■ **Work instructions**: Reply with one number: the count of lines in the data that hold the string "HEALTHY".

<<<<

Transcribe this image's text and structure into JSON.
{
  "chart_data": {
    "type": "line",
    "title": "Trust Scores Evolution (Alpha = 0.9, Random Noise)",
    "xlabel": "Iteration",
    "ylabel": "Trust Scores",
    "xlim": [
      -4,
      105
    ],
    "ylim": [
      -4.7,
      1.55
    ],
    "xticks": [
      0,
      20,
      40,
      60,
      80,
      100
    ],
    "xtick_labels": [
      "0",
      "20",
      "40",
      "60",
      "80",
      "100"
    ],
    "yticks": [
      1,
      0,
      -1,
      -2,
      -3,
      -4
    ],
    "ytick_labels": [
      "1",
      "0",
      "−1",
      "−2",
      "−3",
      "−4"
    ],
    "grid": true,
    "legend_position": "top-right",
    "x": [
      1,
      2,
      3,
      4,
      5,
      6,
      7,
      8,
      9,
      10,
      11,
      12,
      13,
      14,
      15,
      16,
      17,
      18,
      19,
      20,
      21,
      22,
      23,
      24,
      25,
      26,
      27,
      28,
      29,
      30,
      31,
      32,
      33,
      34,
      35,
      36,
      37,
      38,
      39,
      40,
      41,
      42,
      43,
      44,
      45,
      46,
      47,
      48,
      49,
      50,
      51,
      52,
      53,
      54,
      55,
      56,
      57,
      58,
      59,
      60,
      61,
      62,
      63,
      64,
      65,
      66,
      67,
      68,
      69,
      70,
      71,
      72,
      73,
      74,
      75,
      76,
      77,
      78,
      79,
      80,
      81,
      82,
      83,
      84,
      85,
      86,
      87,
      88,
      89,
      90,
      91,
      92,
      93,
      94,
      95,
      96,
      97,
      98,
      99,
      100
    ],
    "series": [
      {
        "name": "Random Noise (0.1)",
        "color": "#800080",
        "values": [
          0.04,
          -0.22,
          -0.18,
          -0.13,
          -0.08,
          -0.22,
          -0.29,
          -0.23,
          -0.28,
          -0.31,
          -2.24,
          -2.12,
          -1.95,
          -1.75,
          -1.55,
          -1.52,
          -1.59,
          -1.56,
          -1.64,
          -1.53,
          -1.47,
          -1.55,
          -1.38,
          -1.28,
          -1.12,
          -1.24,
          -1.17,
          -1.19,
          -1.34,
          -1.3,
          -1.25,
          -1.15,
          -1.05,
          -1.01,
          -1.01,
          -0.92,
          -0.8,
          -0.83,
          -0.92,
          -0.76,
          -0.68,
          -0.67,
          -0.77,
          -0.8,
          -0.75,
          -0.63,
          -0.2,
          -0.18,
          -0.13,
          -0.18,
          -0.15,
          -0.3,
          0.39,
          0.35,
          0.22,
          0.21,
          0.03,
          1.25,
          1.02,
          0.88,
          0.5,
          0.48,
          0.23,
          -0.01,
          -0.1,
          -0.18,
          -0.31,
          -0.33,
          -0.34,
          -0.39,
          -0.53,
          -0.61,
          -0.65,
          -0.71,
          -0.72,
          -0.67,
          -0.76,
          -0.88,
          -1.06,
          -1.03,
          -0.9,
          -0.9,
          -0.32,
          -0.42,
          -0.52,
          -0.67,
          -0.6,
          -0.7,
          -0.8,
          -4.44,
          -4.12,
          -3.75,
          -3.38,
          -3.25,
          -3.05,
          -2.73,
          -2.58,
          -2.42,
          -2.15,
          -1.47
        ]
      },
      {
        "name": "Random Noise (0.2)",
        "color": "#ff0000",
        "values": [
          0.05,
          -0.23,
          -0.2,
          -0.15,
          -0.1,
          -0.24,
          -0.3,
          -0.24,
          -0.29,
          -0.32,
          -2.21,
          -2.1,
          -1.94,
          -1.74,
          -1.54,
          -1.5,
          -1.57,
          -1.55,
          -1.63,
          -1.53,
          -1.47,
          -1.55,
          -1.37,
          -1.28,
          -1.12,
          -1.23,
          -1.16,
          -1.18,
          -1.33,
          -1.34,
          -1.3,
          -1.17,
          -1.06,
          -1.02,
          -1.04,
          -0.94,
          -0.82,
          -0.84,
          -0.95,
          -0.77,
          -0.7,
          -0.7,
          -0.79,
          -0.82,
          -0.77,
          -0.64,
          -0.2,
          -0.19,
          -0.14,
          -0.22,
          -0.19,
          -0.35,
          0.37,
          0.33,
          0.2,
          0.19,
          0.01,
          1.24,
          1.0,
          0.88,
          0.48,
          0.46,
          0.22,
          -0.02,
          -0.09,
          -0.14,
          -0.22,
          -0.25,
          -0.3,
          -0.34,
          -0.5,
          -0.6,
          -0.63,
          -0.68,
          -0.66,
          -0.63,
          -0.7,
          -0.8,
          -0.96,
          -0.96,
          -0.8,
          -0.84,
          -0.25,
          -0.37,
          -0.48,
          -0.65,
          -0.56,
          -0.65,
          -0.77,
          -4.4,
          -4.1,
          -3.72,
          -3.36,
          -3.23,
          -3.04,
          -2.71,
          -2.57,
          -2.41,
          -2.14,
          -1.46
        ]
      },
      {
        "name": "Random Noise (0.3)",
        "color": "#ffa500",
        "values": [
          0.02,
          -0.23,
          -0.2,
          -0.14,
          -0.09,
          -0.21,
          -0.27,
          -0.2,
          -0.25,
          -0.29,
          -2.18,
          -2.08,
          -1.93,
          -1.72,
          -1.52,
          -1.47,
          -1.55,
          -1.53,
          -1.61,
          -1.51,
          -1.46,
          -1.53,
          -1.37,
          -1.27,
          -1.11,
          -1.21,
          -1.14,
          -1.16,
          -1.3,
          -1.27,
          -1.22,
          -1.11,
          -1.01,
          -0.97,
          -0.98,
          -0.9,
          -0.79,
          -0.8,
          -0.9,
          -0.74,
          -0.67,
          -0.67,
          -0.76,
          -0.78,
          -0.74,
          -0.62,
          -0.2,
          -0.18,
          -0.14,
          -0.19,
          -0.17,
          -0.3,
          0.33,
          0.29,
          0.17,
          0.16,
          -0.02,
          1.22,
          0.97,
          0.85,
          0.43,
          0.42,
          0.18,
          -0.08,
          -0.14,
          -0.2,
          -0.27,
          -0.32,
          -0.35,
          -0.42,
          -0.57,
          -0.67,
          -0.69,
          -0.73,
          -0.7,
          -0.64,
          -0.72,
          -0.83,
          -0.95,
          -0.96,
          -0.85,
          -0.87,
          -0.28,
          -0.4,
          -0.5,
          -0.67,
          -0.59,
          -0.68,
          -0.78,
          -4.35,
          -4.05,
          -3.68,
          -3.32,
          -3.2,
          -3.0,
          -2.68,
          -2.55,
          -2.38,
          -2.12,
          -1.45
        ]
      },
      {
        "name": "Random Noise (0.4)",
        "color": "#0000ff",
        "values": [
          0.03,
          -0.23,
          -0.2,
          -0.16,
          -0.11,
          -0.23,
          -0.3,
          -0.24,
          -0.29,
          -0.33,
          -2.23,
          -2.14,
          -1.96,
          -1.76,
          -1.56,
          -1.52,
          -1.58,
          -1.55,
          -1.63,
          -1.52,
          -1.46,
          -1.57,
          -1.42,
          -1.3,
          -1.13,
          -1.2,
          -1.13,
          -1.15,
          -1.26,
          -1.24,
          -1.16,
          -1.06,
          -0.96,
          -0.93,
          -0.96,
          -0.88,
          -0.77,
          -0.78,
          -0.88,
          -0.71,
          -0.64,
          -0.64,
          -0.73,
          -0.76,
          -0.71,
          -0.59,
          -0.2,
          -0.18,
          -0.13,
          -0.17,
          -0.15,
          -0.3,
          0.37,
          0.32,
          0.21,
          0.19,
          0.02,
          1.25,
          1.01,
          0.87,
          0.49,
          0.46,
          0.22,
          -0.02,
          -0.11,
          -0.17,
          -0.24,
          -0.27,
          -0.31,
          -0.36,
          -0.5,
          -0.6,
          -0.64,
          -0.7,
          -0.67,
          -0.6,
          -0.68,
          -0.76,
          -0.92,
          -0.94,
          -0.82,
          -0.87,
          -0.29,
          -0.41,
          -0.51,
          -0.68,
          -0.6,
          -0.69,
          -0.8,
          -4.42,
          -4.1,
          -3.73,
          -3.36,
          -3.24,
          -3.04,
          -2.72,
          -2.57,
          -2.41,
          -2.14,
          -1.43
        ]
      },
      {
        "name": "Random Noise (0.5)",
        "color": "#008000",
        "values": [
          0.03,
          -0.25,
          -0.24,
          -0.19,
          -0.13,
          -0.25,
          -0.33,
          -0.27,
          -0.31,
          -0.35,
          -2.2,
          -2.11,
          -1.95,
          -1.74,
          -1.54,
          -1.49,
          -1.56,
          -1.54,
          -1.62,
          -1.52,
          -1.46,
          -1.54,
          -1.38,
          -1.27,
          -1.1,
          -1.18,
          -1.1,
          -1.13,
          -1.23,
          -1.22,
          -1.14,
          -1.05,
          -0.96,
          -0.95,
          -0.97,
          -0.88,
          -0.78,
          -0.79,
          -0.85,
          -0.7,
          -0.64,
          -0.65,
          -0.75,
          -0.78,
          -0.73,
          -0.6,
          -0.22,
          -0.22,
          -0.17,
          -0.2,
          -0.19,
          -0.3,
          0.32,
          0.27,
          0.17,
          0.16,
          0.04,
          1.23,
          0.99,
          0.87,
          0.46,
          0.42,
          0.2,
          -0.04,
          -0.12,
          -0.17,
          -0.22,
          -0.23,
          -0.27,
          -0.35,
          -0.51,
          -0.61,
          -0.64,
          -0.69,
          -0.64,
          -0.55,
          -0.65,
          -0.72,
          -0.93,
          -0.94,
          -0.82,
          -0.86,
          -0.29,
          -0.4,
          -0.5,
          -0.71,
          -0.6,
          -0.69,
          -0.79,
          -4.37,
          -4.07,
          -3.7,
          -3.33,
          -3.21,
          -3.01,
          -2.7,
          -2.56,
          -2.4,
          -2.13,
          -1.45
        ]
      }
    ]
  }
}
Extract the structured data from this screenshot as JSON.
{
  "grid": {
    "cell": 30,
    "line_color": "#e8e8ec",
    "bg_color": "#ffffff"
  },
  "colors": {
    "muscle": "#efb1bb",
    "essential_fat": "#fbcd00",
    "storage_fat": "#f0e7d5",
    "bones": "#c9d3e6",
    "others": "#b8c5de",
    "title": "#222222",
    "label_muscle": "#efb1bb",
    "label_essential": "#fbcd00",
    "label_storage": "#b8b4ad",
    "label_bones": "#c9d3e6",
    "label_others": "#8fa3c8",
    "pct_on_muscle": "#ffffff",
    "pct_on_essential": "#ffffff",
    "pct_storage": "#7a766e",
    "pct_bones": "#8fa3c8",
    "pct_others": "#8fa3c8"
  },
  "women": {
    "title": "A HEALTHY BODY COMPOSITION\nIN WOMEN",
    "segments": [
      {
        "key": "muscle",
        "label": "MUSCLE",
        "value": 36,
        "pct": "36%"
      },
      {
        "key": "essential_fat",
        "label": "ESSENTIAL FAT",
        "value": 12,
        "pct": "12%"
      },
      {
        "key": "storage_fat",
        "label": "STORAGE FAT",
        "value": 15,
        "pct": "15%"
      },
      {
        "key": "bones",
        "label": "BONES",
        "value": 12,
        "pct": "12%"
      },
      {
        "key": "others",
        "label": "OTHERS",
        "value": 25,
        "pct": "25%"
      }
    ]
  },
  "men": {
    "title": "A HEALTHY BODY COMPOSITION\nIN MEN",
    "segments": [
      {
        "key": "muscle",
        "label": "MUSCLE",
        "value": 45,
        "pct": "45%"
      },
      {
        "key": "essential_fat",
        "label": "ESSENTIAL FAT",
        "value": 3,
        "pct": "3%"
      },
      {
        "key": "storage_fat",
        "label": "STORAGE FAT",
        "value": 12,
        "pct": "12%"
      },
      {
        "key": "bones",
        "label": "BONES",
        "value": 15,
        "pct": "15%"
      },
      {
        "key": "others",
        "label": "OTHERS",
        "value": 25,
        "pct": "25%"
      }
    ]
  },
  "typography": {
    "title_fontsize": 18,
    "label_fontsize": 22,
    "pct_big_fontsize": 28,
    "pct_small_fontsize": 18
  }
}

>>>>

■ **Answer to this task**: 2